Separate out the lines that hold "населенных".
◇ ◇ ◇
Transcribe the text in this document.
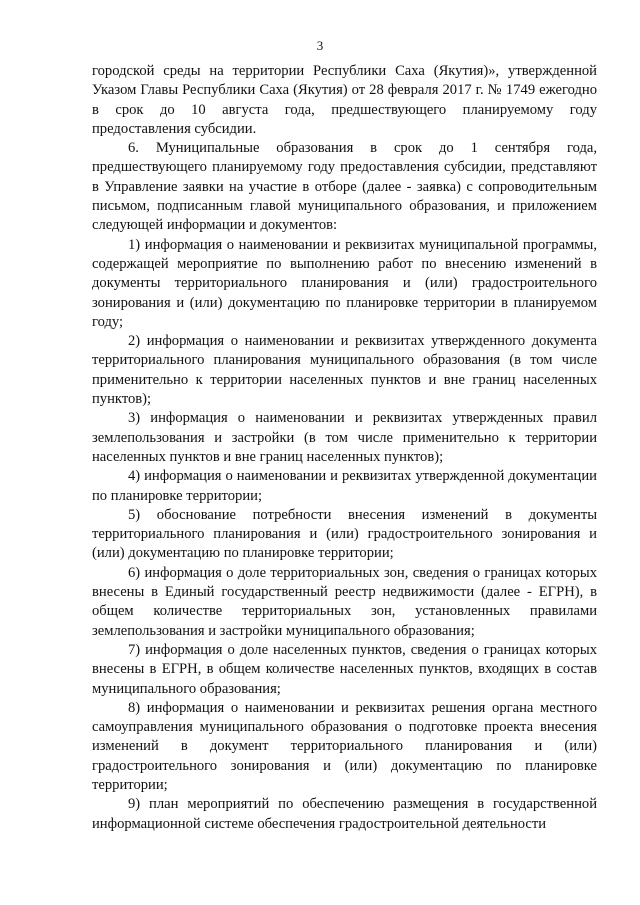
3

городской среды на территории Республики Саха (Якутия)», утвержденной Указом Главы Республики Саха (Якутия) от 28 февраля 2017 г. № 1749 ежегодно в срок до 10 августа года, предшествующего планируемому году предоставления субсидии.

6. Муниципальные образования в срок до 1 сентября года, предшествующего планируемому году предоставления субсидии, представляют в Управление заявки на участие в отборе (далее - заявка) с сопроводительным письмом, подписанным главой муниципального образования, и приложением следующей информации и документов:

1) информация о наименовании и реквизитах муниципальной программы, содержащей мероприятие по выполнению работ по внесению изменений в документы территориального планирования и (или) градостроительного зонирования и (или) документацию по планировке территории в планируемом году;

2) информация о наименовании и реквизитах утвержденного документа территориального планирования муниципального образования (в том числе применительно к территории населенных пунктов и вне границ населенных пунктов);

3) информация о наименовании и реквизитах утвержденных правил землепользования и застройки (в том числе применительно к территории населенных пунктов и вне границ населенных пунктов);

4) информация о наименовании и реквизитах утвержденной документации по планировке территории;

5) обоснование потребности внесения изменений в документы территориального планирования и (или) градостроительного зонирования и (или) документацию по планировке территории;

6) информация о доле территориальных зон, сведения о границах которых внесены в Единый государственный реестр недвижимости (далее - ЕГРН), в общем количестве территориальных зон, установленных правилами землепользования и застройки муниципального образования;

7) информация о доле населенных пунктов, сведения о границах которых внесены в ЕГРН, в общем количестве населенных пунктов, входящих в состав муниципального образования;

8) информация о наименовании и реквизитах решения органа местного самоуправления муниципального образования о подготовке проекта внесения изменений в документ территориального планирования и (или) градостроительного зонирования и (или) документацию по планировке территории;

9) план мероприятий по обеспечению размещения в государственной информационной системе обеспечения градостроительной деятельности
◇ ◇ ◇
TASK RESPONSE
2) информация о наименовании и реквизитах утвержденного документа территориального планирования муниципального образования (в том числе применительно к территории населенных пунктов и вне границ населенных пунктов);
3) информация о наименовании и реквизитах утвержденных правил землепользования и застройки (в том числе применительно к территории населенных пунктов и вне границ населенных пунктов);
7) информация о доле населенных пунктов, сведения о границах которых внесены в ЕГРН, в общем количестве населенных пунктов, входящих в состав муниципального образования;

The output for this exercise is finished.